[Stored entries]
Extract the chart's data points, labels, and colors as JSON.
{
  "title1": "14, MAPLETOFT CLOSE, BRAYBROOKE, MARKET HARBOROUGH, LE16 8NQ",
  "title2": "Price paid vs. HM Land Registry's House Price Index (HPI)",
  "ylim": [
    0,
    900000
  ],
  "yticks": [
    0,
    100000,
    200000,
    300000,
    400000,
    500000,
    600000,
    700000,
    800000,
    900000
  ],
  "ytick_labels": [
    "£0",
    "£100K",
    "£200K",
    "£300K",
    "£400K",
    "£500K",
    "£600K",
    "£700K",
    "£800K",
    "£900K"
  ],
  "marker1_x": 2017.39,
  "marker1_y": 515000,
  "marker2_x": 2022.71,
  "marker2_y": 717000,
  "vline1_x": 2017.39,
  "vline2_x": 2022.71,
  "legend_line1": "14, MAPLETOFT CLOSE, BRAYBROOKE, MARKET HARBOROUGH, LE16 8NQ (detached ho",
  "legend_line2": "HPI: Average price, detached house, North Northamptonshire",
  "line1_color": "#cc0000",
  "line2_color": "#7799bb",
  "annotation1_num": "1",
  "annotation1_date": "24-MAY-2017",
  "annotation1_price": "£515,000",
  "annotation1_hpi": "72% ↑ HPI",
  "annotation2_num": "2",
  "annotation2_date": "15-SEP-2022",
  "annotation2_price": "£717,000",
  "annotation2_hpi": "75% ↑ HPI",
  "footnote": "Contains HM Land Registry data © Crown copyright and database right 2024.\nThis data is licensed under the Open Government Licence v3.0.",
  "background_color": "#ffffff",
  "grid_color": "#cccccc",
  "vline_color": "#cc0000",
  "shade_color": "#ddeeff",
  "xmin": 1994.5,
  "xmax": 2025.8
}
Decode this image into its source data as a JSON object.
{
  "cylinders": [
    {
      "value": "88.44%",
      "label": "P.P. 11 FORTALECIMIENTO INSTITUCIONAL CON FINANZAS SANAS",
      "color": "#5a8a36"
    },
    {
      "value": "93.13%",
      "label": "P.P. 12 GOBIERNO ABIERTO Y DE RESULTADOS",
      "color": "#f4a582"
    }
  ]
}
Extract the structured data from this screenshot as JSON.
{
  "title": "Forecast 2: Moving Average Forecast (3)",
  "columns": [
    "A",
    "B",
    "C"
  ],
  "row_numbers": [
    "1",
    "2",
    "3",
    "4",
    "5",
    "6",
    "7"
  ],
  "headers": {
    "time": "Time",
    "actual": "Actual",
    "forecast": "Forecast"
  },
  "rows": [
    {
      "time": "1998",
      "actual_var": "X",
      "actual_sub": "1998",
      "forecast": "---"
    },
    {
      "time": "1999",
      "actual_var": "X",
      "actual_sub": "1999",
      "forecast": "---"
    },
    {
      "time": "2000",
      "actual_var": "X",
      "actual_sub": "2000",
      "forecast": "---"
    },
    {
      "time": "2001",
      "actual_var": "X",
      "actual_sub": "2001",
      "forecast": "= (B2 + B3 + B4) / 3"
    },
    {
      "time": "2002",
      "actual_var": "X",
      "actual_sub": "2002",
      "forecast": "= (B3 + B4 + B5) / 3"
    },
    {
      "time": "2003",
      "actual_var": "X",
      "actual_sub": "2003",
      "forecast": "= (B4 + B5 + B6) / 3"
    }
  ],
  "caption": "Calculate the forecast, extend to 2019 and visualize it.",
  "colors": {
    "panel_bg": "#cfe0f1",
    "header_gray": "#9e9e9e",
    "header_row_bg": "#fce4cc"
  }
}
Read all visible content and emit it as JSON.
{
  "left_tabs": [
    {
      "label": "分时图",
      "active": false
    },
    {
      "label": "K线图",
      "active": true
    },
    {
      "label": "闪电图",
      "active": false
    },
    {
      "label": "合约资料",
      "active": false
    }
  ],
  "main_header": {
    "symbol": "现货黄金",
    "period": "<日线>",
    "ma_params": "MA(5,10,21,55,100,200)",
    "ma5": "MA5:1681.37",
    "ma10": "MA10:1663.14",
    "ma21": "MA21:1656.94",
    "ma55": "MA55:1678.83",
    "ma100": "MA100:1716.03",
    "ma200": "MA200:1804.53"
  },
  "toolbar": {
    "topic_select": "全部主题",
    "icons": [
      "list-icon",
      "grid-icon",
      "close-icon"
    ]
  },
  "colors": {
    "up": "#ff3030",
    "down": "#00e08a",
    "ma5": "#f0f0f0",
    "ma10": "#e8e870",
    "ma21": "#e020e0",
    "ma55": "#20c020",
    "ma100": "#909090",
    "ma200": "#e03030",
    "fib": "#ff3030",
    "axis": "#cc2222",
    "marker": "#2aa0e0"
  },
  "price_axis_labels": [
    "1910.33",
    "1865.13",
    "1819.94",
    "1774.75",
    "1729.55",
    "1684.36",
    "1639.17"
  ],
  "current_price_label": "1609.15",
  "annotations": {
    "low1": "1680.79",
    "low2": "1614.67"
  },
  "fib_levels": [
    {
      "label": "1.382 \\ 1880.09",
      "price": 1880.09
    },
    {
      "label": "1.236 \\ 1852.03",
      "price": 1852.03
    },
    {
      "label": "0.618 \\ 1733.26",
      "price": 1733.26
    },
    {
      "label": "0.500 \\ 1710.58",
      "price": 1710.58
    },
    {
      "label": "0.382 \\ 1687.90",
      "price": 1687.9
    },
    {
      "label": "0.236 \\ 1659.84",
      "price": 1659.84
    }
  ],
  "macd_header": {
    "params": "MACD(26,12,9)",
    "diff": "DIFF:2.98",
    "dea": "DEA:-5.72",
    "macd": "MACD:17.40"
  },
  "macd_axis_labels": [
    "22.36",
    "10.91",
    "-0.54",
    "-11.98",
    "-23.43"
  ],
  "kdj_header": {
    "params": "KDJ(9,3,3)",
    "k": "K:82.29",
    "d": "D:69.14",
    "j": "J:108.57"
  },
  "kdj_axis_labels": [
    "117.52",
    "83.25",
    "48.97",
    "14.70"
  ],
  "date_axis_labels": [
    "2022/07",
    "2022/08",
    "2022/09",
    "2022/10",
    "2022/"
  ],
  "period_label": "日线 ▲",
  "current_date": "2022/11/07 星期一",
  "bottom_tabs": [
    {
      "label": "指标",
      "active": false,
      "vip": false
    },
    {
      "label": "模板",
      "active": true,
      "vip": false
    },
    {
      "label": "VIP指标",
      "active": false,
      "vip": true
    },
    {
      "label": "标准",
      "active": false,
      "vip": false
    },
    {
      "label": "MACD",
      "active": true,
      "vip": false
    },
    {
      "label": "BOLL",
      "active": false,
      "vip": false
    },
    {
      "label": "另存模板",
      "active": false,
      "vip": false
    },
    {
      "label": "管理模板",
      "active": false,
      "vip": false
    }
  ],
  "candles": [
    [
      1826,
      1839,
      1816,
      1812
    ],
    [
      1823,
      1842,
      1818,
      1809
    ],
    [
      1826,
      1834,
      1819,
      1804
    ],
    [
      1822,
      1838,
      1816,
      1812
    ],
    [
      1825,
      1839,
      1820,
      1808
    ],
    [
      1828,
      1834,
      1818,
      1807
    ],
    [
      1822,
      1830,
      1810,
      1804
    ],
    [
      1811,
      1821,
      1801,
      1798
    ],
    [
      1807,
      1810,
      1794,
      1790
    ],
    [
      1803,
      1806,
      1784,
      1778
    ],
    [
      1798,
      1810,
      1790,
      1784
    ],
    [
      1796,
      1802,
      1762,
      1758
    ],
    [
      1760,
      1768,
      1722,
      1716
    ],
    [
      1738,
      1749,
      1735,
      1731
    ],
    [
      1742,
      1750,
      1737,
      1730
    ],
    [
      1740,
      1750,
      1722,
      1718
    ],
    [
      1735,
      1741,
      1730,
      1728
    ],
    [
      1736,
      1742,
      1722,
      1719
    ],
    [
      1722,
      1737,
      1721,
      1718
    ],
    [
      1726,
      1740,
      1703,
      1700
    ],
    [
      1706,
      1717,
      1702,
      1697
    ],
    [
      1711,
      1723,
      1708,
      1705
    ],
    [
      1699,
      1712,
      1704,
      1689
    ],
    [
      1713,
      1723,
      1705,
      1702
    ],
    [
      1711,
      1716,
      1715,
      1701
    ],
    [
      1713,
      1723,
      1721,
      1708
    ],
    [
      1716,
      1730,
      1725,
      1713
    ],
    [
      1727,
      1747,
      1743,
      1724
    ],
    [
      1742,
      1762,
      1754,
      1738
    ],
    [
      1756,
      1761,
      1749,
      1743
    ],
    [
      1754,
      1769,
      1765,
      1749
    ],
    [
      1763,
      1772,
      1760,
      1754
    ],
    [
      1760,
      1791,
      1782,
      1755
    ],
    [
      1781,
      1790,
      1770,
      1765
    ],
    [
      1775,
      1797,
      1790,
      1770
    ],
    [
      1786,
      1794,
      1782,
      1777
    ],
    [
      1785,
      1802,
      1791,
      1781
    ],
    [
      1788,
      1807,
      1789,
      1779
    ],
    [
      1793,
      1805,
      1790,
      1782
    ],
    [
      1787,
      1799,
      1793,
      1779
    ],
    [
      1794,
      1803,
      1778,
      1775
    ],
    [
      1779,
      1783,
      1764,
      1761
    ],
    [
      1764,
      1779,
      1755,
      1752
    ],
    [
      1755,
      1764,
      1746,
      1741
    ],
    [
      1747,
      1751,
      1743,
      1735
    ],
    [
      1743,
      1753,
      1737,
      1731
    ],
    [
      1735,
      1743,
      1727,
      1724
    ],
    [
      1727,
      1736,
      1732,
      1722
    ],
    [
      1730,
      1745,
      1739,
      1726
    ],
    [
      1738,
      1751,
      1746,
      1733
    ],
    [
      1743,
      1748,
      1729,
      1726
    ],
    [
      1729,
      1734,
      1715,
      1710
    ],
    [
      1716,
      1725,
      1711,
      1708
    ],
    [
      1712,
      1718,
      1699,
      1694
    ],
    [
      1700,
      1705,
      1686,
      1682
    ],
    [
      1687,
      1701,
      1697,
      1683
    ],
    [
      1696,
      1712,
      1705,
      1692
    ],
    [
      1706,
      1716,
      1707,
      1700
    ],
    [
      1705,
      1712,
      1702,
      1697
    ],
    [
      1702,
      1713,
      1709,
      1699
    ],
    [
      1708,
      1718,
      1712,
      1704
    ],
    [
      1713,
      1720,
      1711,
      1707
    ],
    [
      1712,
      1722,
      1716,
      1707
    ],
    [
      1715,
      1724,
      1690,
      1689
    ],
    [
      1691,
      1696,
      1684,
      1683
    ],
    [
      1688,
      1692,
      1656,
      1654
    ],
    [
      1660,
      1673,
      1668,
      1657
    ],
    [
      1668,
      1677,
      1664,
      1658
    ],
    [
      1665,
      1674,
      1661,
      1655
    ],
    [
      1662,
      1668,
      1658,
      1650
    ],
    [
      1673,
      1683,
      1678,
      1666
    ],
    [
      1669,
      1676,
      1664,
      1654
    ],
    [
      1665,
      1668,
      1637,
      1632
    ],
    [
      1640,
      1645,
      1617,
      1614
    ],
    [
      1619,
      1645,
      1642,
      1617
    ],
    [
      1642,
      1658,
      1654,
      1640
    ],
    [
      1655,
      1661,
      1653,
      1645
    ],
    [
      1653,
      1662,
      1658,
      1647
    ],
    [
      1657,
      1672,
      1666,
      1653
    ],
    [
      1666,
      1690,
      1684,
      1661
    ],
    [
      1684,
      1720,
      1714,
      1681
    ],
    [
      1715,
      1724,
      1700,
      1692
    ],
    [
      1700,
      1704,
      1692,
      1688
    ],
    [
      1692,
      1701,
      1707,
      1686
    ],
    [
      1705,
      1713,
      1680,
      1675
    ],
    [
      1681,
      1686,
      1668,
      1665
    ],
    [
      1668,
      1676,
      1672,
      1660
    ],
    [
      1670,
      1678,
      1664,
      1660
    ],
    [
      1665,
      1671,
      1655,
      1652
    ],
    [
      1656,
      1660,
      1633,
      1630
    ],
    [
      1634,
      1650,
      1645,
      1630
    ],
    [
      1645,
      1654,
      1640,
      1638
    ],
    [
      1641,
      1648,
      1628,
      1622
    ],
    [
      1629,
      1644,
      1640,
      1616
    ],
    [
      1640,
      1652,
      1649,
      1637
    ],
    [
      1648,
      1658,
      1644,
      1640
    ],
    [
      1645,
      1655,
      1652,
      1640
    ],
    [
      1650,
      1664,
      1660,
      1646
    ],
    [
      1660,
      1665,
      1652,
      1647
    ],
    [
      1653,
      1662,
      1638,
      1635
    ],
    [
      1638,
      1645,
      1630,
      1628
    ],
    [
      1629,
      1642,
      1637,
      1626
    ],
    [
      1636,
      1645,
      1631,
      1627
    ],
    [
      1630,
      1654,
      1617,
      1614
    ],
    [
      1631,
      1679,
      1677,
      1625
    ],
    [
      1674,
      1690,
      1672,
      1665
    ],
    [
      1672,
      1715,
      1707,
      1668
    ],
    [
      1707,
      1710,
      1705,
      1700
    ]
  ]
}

- _TASK TO CARRY OUT_:
Which lines hold the word "BRAYBROOKE"? Copy each of them from the records.

- _RESPONSE_:
  "title1": "14, MAPLETOFT CLOSE, BRAYBROOKE, MARKET HARBOROUGH, LE16 8NQ",
  "legend_line1": "14, MAPLETOFT CLOSE, BRAYBROOKE, MARKET HARBOROUGH, LE16 8NQ (detached ho",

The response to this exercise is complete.